Brief: From the listing below, pull out the lines that hold "приложения".

Dataset items:
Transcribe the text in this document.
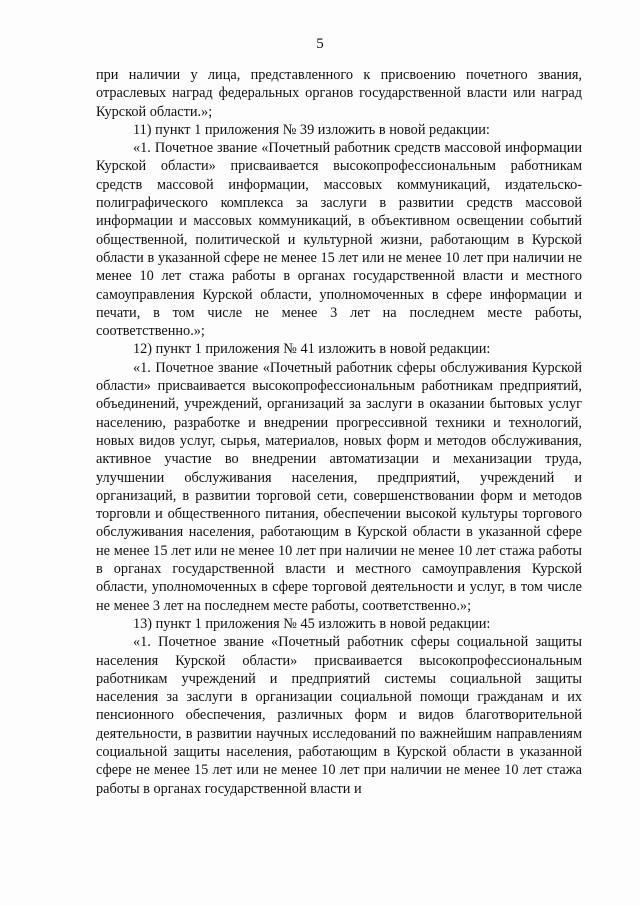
5

при наличии у лица, представленного к присвоению почетного звания, отраслевых наград федеральных органов государственной власти или наград Курской области.»;

11) пункт 1 приложения № 39 изложить в новой редакции:

«1. Почетное звание «Почетный работник средств массовой информации Курской области» присваивается высокопрофессиональным работникам средств массовой информации, массовых коммуникаций, издательско-полиграфического комплекса за заслуги в развитии средств массовой информации и массовых коммуникаций, в объективном освещении событий общественной, политической и культурной жизни, работающим в Курской области в указанной сфере не менее 15 лет или не менее 10 лет при наличии не менее 10 лет стажа работы в органах государственной власти и местного самоуправления Курской области, уполномоченных в сфере информации и печати, в том числе не менее 3 лет на последнем месте работы, соответственно.»;

12) пункт 1 приложения № 41 изложить в новой редакции:

«1. Почетное звание «Почетный работник сферы обслуживания Курской области» присваивается высокопрофессиональным работникам предприятий, объединений, учреждений, организаций за заслуги в оказании бытовых услуг населению, разработке и внедрении прогрессивной техники и технологий, новых видов услуг, сырья, материалов, новых форм и методов обслуживания, активное участие во внедрении автоматизации и механизации труда, улучшении обслуживания населения, предприятий, учреждений и организаций, в развитии торговой сети, совершенствовании форм и методов торговли и общественного питания, обеспечении высокой культуры торгового обслуживания населения, работающим в Курской области в указанной сфере не менее 15 лет или не менее 10 лет при наличии не менее 10 лет стажа работы в органах государственной власти и местного самоуправления Курской области, уполномоченных в сфере торговой деятельности и услуг, в том числе не менее 3 лет на последнем месте работы, соответственно.»;

13) пункт 1 приложения № 45 изложить в новой редакции:

«1. Почетное звание «Почетный работник сферы социальной защиты населения Курской области» присваивается высокопрофессиональным работникам учреждений и предприятий системы социальной защиты населения за заслуги в организации социальной помощи гражданам и их пенсионного обеспечения, различных форм и видов благотворительной деятельности, в развитии научных исследований по важнейшим направлениям социальной защиты населения, работающим в Курской области в указанной сфере не менее 15 лет или не менее 10 лет при наличии не менее 10 лет стажа работы в органах государственной власти и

Exercise output:
11) пункт 1 приложения № 39 изложить в новой редакции:
12) пункт 1 приложения № 41 изложить в новой редакции:
13) пункт 1 приложения № 45 изложить в новой редакции:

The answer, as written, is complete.